● SET TASK: From the listing below, extract each line containing the string "JSON".

[Data items]
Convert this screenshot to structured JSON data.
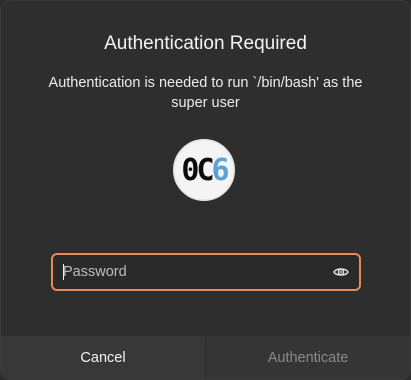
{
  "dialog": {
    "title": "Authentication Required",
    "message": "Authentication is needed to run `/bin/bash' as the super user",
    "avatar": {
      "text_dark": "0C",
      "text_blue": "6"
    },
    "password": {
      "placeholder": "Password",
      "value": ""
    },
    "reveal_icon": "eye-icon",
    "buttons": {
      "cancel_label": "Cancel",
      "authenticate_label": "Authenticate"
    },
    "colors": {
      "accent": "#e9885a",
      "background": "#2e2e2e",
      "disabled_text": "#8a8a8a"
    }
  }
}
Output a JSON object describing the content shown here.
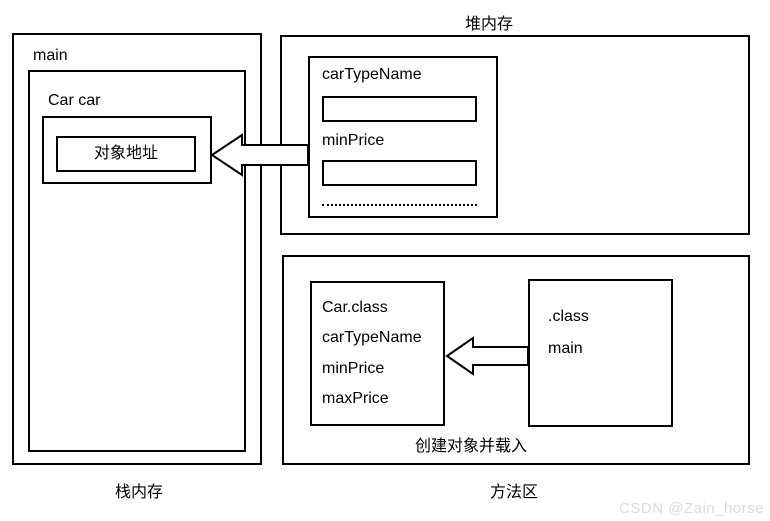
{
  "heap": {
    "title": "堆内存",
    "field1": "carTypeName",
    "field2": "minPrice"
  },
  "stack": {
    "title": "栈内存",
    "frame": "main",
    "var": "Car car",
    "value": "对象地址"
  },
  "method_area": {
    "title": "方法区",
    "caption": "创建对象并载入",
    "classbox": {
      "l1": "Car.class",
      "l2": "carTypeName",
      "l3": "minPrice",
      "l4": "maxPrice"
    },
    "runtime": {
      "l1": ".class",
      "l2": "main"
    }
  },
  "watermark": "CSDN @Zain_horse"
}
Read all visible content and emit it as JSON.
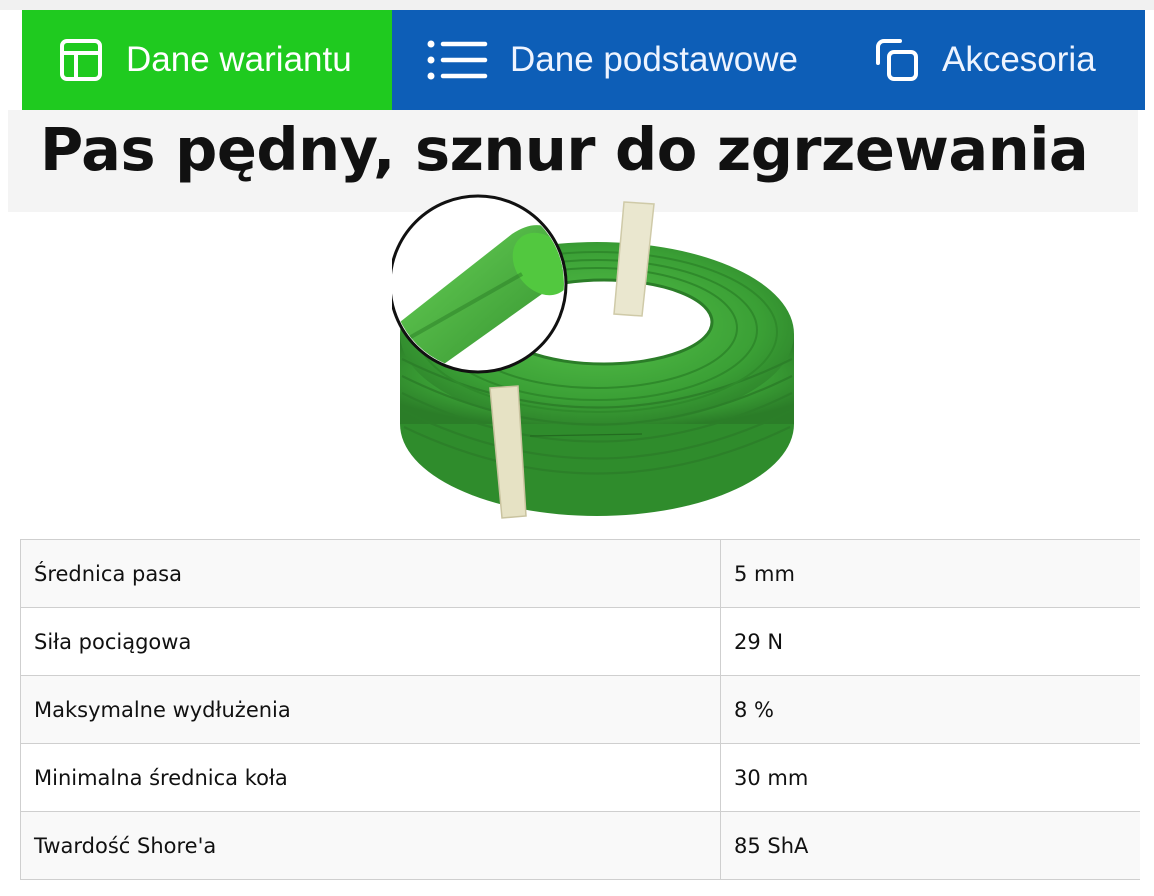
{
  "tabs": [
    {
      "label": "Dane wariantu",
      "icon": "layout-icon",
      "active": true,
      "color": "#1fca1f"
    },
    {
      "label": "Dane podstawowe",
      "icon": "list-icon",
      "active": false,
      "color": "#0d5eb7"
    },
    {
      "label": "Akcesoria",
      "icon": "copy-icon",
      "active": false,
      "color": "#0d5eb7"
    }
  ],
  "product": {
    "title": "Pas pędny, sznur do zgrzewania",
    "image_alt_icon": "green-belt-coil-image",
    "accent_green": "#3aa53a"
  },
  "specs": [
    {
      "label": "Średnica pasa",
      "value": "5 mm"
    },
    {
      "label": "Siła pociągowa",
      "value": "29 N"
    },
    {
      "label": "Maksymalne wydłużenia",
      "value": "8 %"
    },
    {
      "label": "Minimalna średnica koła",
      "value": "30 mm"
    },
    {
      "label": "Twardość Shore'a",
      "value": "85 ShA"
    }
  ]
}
* * *
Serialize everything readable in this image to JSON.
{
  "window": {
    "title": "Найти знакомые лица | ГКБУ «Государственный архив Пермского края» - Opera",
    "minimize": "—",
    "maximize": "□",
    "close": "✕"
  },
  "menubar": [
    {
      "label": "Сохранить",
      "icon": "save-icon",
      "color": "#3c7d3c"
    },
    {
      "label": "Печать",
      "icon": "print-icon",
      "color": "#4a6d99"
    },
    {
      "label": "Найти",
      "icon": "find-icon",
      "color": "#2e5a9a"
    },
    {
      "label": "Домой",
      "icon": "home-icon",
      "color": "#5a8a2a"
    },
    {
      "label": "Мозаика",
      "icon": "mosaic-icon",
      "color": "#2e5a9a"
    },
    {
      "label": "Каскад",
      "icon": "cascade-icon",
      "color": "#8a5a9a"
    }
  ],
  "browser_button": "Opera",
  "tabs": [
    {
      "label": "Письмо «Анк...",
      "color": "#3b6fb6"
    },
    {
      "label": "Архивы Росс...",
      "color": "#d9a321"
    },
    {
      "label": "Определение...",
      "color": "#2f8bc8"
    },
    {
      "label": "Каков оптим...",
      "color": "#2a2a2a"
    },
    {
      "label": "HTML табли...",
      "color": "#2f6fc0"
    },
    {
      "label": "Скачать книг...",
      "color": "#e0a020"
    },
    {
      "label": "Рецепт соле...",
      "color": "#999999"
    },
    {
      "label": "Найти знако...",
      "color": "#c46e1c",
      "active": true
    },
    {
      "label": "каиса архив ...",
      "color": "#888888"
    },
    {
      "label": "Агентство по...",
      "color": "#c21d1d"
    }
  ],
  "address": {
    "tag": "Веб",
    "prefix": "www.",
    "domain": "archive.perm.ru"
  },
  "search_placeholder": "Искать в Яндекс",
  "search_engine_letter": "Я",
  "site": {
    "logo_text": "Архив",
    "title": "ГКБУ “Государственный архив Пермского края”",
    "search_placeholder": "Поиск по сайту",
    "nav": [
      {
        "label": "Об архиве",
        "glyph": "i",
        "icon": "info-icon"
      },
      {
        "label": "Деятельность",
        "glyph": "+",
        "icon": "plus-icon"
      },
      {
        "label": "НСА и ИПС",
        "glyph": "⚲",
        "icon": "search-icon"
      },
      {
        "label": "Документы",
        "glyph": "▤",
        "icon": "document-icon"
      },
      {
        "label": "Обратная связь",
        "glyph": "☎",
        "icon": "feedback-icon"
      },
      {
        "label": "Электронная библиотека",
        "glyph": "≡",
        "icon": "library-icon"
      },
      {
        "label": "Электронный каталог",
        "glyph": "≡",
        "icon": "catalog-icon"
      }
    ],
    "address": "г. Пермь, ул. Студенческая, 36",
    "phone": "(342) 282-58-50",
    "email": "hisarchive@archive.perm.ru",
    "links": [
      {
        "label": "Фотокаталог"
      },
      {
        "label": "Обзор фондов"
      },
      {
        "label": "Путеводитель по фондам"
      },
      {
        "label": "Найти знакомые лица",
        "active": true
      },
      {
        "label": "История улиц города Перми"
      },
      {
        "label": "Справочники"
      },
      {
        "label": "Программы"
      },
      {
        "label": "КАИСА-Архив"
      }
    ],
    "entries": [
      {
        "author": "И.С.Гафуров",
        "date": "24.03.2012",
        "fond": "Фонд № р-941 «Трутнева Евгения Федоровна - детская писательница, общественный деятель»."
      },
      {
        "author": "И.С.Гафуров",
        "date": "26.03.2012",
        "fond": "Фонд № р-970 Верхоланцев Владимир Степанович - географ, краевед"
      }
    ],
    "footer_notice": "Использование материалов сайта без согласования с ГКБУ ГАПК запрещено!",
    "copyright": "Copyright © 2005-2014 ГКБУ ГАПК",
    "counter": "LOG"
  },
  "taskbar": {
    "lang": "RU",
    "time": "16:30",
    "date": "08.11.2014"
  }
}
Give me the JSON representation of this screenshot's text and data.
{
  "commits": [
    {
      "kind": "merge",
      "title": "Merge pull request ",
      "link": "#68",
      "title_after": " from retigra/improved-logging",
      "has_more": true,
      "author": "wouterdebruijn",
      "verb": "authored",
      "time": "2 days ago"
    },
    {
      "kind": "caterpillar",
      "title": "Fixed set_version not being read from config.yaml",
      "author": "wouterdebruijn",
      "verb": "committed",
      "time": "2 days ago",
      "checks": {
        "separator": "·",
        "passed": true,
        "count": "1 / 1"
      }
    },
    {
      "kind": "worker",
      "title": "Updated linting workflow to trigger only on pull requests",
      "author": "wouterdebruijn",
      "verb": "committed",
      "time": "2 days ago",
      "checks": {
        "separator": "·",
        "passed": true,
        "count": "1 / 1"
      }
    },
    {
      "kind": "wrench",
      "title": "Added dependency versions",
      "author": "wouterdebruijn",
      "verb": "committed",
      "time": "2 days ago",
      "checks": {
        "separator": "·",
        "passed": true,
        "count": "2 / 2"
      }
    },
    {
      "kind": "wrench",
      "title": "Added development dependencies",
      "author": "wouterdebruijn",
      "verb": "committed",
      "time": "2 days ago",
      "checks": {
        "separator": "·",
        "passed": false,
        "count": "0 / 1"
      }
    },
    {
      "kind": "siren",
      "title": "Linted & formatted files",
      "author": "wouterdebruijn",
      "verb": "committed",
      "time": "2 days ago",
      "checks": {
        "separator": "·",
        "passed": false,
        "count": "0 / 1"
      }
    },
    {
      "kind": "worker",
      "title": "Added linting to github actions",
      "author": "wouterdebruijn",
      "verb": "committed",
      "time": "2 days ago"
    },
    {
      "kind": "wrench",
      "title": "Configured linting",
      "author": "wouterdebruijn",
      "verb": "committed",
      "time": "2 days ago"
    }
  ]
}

● PROBLEM SOLUTION:
Convert this screenshot to structured JSON data.
Output a JSON object describing the content shown here.
Read all visible content and emit it as JSON.
Serialize everything readable in this image to JSON.
Give me the JSON representation of this screenshot's text and data.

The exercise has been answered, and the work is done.